[START EXERCISE MATERIALS]
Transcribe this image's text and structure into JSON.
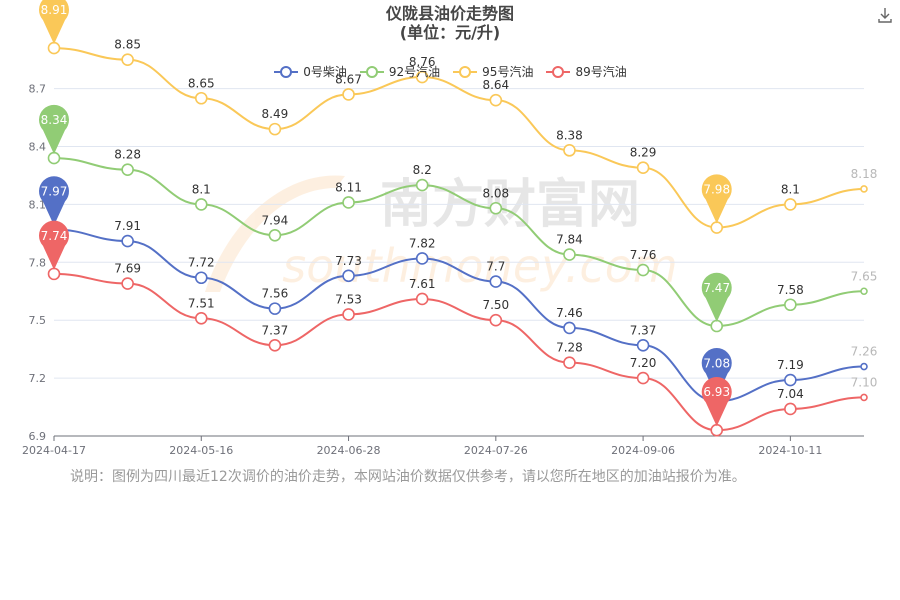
{
  "chart": {
    "title_line1": "仪陇县油价走势图",
    "title_line2": "(单位：元/升)",
    "note": "说明：图例为四川最近12次调价的油价走势，本网站油价数据仅供参考，请以您所在地区的加油站报价为准。",
    "watermark_cn": "南方财富网",
    "watermark_en": "southmoney.com"
  },
  "chart_data": {
    "type": "line",
    "x_tick_labels": [
      "2024-04-17",
      "2024-05-16",
      "2024-06-28",
      "2024-07-26",
      "2024-09-06",
      "2024-10-11"
    ],
    "x_tick_indices": [
      0,
      2,
      4,
      6,
      8,
      10
    ],
    "ylim": [
      6.9,
      8.9
    ],
    "y_ticks": [
      6.9,
      7.2,
      7.5,
      7.8,
      8.1,
      8.4,
      8.7
    ],
    "y_tick_labels": [
      "6.9",
      "7.2",
      "7.5",
      "7.8",
      "8.1",
      "8.4",
      "8.7"
    ],
    "grid": true,
    "legend_position": "top-center",
    "series": [
      {
        "name": "0号柴油",
        "color": "#5470c6",
        "values": [
          7.97,
          7.91,
          7.72,
          7.56,
          7.73,
          7.82,
          7.7,
          7.46,
          7.37,
          7.08,
          7.19,
          7.26
        ],
        "labels": [
          "",
          "7.91",
          "7.72",
          "7.56",
          "7.73",
          "7.82",
          "7.7",
          "7.46",
          "7.37",
          "",
          "7.19",
          "7.26"
        ],
        "min_pin": "7.08",
        "max_pin": "7.97",
        "min_index": 9,
        "max_index": 0
      },
      {
        "name": "92号汽油",
        "color": "#91cc75",
        "values": [
          8.34,
          8.28,
          8.1,
          7.94,
          8.11,
          8.2,
          8.08,
          7.84,
          7.76,
          7.47,
          7.58,
          7.65
        ],
        "labels": [
          "",
          "8.28",
          "8.1",
          "7.94",
          "8.11",
          "8.2",
          "8.08",
          "7.84",
          "7.76",
          "",
          "7.58",
          "7.65"
        ],
        "min_pin": "7.47",
        "max_pin": "8.34",
        "min_index": 9,
        "max_index": 0
      },
      {
        "name": "95号汽油",
        "color": "#fac858",
        "values": [
          8.91,
          8.85,
          8.65,
          8.49,
          8.67,
          8.76,
          8.64,
          8.38,
          8.29,
          7.98,
          8.1,
          8.18
        ],
        "labels": [
          "",
          "8.85",
          "8.65",
          "8.49",
          "8.67",
          "8.76",
          "8.64",
          "8.38",
          "8.29",
          "",
          "8.1",
          "8.18"
        ],
        "min_pin": "7.98",
        "max_pin": "8.91",
        "min_index": 9,
        "max_index": 0
      },
      {
        "name": "89号汽油",
        "color": "#ee6666",
        "values": [
          7.74,
          7.69,
          7.51,
          7.37,
          7.53,
          7.61,
          7.5,
          7.28,
          7.2,
          6.93,
          7.04,
          7.1
        ],
        "labels": [
          "",
          "7.69",
          "7.51",
          "7.37",
          "7.53",
          "7.61",
          "7.50",
          "7.28",
          "7.20",
          "",
          "7.04",
          "7.10"
        ],
        "min_pin": "6.93",
        "max_pin": "7.74",
        "min_index": 9,
        "max_index": 0
      }
    ]
  }
}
[END EXERCISE MATERIALS]
→ **AIM**
Images must not appear in the copy; reproduce everything else in the records verbatim.

→ **SOLUTION FOR THIS PROBLEM**
Transcribe this image's text and structure into JSON.
{
  "chart": {
    "title_line1": "仪陇县油价走势图",
    "title_line2": "(单位：元/升)",
    "note": "说明：图例为四川最近12次调价的油价走势，本网站油价数据仅供参考，请以您所在地区的加油站报价为准。",
    "watermark_cn": "南方财富网",
    "watermark_en": "southmoney.com"
  },
  "chart_data": {
    "type": "line",
    "x_tick_labels": [
      "2024-04-17",
      "2024-05-16",
      "2024-06-28",
      "2024-07-26",
      "2024-09-06",
      "2024-10-11"
    ],
    "x_tick_indices": [
      0,
      2,
      4,
      6,
      8,
      10
    ],
    "ylim": [
      6.9,
      8.9
    ],
    "y_ticks": [
      6.9,
      7.2,
      7.5,
      7.8,
      8.1,
      8.4,
      8.7
    ],
    "y_tick_labels": [
      "6.9",
      "7.2",
      "7.5",
      "7.8",
      "8.1",
      "8.4",
      "8.7"
    ],
    "grid": true,
    "legend_position": "top-center",
    "series": [
      {
        "name": "0号柴油",
        "color": "#5470c6",
        "values": [
          7.97,
          7.91,
          7.72,
          7.56,
          7.73,
          7.82,
          7.7,
          7.46,
          7.37,
          7.08,
          7.19,
          7.26
        ],
        "labels": [
          "",
          "7.91",
          "7.72",
          "7.56",
          "7.73",
          "7.82",
          "7.7",
          "7.46",
          "7.37",
          "",
          "7.19",
          "7.26"
        ],
        "min_pin": "7.08",
        "max_pin": "7.97",
        "min_index": 9,
        "max_index": 0
      },
      {
        "name": "92号汽油",
        "color": "#91cc75",
        "values": [
          8.34,
          8.28,
          8.1,
          7.94,
          8.11,
          8.2,
          8.08,
          7.84,
          7.76,
          7.47,
          7.58,
          7.65
        ],
        "labels": [
          "",
          "8.28",
          "8.1",
          "7.94",
          "8.11",
          "8.2",
          "8.08",
          "7.84",
          "7.76",
          "",
          "7.58",
          "7.65"
        ],
        "min_pin": "7.47",
        "max_pin": "8.34",
        "min_index": 9,
        "max_index": 0
      },
      {
        "name": "95号汽油",
        "color": "#fac858",
        "values": [
          8.91,
          8.85,
          8.65,
          8.49,
          8.67,
          8.76,
          8.64,
          8.38,
          8.29,
          7.98,
          8.1,
          8.18
        ],
        "labels": [
          "",
          "8.85",
          "8.65",
          "8.49",
          "8.67",
          "8.76",
          "8.64",
          "8.38",
          "8.29",
          "",
          "8.1",
          "8.18"
        ],
        "min_pin": "7.98",
        "max_pin": "8.91",
        "min_index": 9,
        "max_index": 0
      },
      {
        "name": "89号汽油",
        "color": "#ee6666",
        "values": [
          7.74,
          7.69,
          7.51,
          7.37,
          7.53,
          7.61,
          7.5,
          7.28,
          7.2,
          6.93,
          7.04,
          7.1
        ],
        "labels": [
          "",
          "7.69",
          "7.51",
          "7.37",
          "7.53",
          "7.61",
          "7.50",
          "7.28",
          "7.20",
          "",
          "7.04",
          "7.10"
        ],
        "min_pin": "6.93",
        "max_pin": "7.74",
        "min_index": 9,
        "max_index": 0
      }
    ]
  }
}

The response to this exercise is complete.